::: Input data

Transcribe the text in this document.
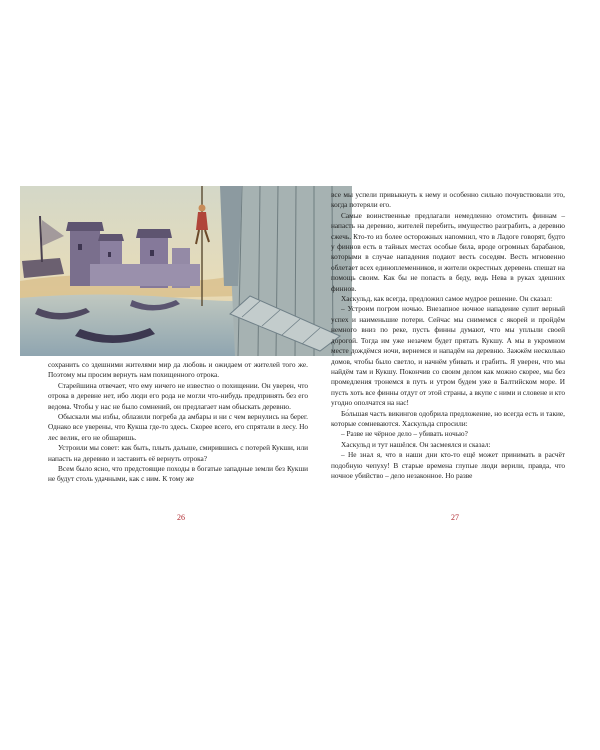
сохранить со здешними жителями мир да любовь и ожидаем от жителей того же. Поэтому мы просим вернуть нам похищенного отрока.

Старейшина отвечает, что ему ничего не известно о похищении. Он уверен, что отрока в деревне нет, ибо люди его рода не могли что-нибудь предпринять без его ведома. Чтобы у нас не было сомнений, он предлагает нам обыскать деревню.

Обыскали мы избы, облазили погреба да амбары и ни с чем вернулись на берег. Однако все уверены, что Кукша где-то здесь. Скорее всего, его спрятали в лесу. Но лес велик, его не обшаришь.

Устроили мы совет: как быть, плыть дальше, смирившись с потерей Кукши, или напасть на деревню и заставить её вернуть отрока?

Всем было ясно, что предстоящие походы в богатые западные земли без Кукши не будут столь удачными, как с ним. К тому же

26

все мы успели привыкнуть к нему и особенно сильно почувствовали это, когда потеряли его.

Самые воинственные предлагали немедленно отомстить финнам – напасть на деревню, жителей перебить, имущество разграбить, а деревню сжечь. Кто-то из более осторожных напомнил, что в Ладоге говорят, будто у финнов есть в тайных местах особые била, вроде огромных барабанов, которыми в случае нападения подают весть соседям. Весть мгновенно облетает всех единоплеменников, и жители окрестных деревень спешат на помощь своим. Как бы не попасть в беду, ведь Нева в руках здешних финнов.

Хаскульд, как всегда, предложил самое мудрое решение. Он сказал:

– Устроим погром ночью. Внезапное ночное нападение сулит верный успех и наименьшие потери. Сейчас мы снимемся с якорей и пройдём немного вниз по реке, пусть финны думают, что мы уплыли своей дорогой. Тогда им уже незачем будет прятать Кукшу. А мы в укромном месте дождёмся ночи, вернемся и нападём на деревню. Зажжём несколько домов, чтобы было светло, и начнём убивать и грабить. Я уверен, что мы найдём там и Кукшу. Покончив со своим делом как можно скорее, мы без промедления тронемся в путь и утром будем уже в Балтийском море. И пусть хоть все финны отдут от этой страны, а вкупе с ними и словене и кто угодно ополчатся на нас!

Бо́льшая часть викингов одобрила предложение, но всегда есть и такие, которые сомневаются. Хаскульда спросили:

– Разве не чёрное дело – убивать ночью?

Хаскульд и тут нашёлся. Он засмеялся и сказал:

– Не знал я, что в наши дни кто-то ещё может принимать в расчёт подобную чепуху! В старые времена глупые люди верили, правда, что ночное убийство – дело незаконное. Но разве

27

::::::
::: Input data

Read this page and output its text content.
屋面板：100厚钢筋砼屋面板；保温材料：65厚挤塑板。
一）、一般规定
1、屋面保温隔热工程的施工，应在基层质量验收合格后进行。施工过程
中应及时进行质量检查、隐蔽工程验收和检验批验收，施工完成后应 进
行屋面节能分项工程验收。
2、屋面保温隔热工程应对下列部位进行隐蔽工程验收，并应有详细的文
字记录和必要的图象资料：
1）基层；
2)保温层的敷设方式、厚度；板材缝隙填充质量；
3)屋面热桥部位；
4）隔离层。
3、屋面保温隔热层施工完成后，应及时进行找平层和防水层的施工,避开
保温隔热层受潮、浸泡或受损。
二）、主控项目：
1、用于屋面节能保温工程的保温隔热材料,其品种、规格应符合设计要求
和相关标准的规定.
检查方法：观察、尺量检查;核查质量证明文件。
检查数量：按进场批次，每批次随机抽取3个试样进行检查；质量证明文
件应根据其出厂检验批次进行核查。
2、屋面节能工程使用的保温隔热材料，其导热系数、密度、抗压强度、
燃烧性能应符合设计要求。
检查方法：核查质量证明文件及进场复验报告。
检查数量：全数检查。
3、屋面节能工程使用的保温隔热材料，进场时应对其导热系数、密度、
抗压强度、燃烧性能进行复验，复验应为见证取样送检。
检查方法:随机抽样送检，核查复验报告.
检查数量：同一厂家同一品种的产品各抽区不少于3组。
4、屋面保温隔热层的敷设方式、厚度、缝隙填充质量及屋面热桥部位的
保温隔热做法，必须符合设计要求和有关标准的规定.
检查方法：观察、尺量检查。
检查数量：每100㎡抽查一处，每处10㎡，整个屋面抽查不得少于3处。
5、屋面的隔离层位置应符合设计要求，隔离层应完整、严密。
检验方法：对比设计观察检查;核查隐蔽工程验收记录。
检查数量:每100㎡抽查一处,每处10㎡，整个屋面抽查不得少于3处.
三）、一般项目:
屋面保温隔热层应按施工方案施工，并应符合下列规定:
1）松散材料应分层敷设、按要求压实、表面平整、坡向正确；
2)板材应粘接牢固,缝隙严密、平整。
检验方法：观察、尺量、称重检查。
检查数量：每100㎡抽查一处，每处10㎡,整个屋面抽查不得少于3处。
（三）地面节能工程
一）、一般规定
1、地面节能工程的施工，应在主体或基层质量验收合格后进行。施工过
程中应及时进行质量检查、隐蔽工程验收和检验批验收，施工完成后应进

::::::

Within the material above, find the lines that contain the word "检验方法"; copy them.

## Response
检验方法：对比设计观察检查;核查隐蔽工程验收记录。
检验方法：观察、尺量、称重检查。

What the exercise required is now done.